The exercise:
Without the pictures, reproduce the records that follow exactly.

Dataset records:
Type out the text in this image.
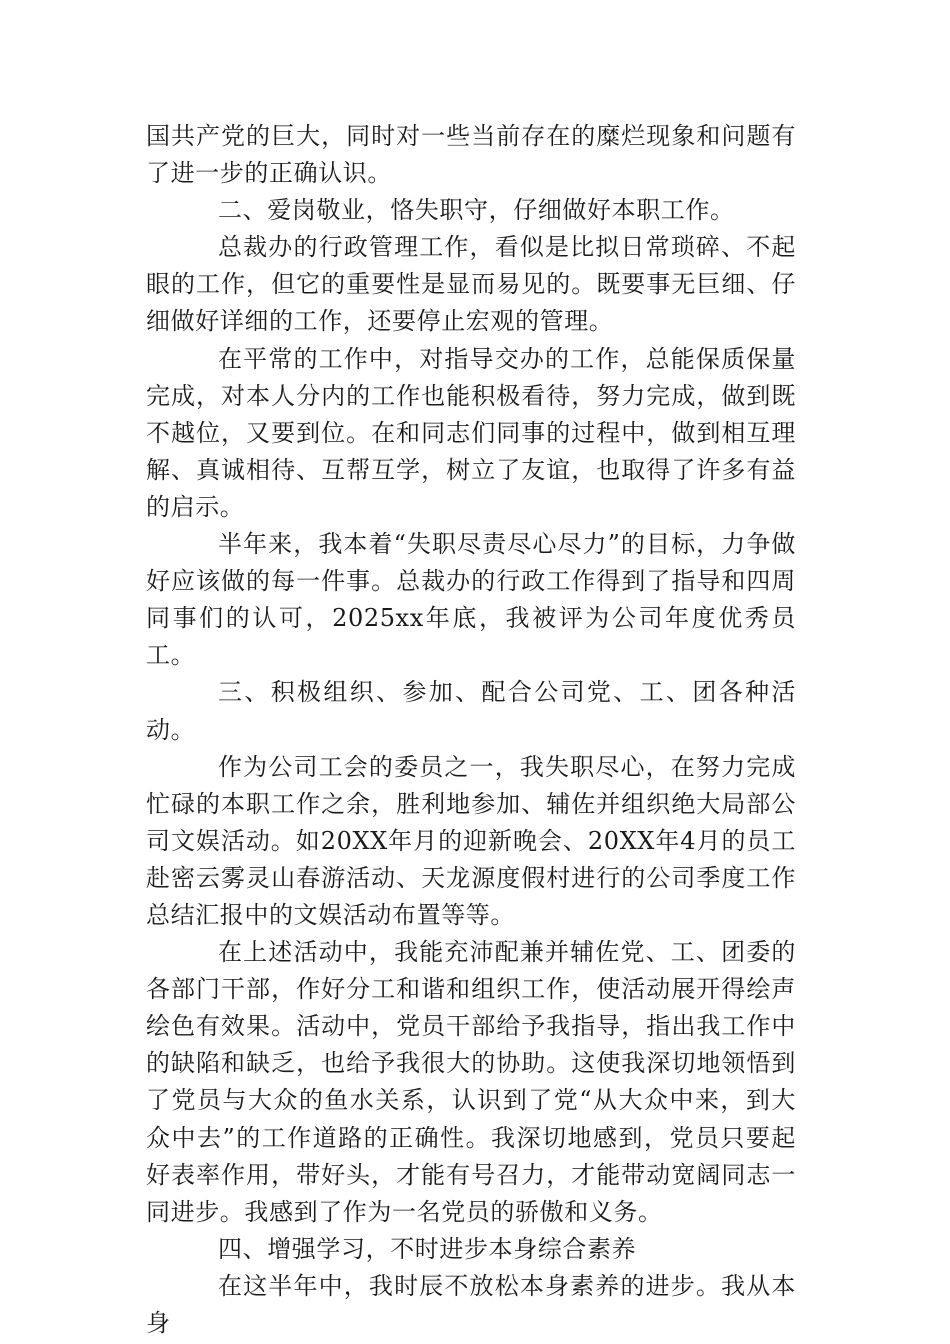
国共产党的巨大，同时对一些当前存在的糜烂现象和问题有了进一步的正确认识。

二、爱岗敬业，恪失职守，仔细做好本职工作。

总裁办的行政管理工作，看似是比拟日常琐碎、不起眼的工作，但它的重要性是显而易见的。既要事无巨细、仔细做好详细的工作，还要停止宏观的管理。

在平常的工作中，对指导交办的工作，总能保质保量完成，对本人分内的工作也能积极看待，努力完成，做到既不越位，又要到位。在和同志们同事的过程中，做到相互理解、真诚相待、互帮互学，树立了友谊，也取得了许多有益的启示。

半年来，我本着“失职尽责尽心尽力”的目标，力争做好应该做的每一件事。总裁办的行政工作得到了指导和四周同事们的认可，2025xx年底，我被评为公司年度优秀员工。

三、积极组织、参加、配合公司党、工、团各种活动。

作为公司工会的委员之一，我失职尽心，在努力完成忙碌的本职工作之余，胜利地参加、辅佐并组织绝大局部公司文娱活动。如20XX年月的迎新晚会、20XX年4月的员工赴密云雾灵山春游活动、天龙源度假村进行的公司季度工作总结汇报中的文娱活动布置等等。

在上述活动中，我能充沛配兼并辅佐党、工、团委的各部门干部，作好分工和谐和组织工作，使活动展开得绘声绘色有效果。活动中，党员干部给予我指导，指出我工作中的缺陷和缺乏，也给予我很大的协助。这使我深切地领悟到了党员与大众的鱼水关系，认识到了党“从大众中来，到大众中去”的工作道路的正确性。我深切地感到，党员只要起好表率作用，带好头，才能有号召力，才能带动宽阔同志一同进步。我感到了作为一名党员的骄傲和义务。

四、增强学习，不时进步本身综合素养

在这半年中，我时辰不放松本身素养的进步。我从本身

Response below:
Type out the text in this image.
国共产党的巨大，同时对一些当前存在的糜烂现象和问题有了进一步的正确认识。

二、爱岗敬业，恪失职守，仔细做好本职工作。

总裁办的行政管理工作，看似是比拟日常琐碎、不起眼的工作，但它的重要性是显而易见的。既要事无巨细、仔细做好详细的工作，还要停止宏观的管理。

在平常的工作中，对指导交办的工作，总能保质保量完成，对本人分内的工作也能积极看待，努力完成，做到既不越位，又要到位。在和同志们同事的过程中，做到相互理解、真诚相待、互帮互学，树立了友谊，也取得了许多有益的启示。

半年来，我本着“失职尽责尽心尽力”的目标，力争做好应该做的每一件事。总裁办的行政工作得到了指导和四周同事们的认可，2025xx年底，我被评为公司年度优秀员工。

三、积极组织、参加、配合公司党、工、团各种活动。

作为公司工会的委员之一，我失职尽心，在努力完成忙碌的本职工作之余，胜利地参加、辅佐并组织绝大局部公司文娱活动。如20XX年月的迎新晚会、20XX年4月的员工赴密云雾灵山春游活动、天龙源度假村进行的公司季度工作总结汇报中的文娱活动布置等等。

在上述活动中，我能充沛配兼并辅佐党、工、团委的各部门干部，作好分工和谐和组织工作，使活动展开得绘声绘色有效果。活动中，党员干部给予我指导，指出我工作中的缺陷和缺乏，也给予我很大的协助。这使我深切地领悟到了党员与大众的鱼水关系，认识到了党“从大众中来，到大众中去”的工作道路的正确性。我深切地感到，党员只要起好表率作用，带好头，才能有号召力，才能带动宽阔同志一同进步。我感到了作为一名党员的骄傲和义务。

四、增强学习，不时进步本身综合素养

在这半年中，我时辰不放松本身素养的进步。我从本身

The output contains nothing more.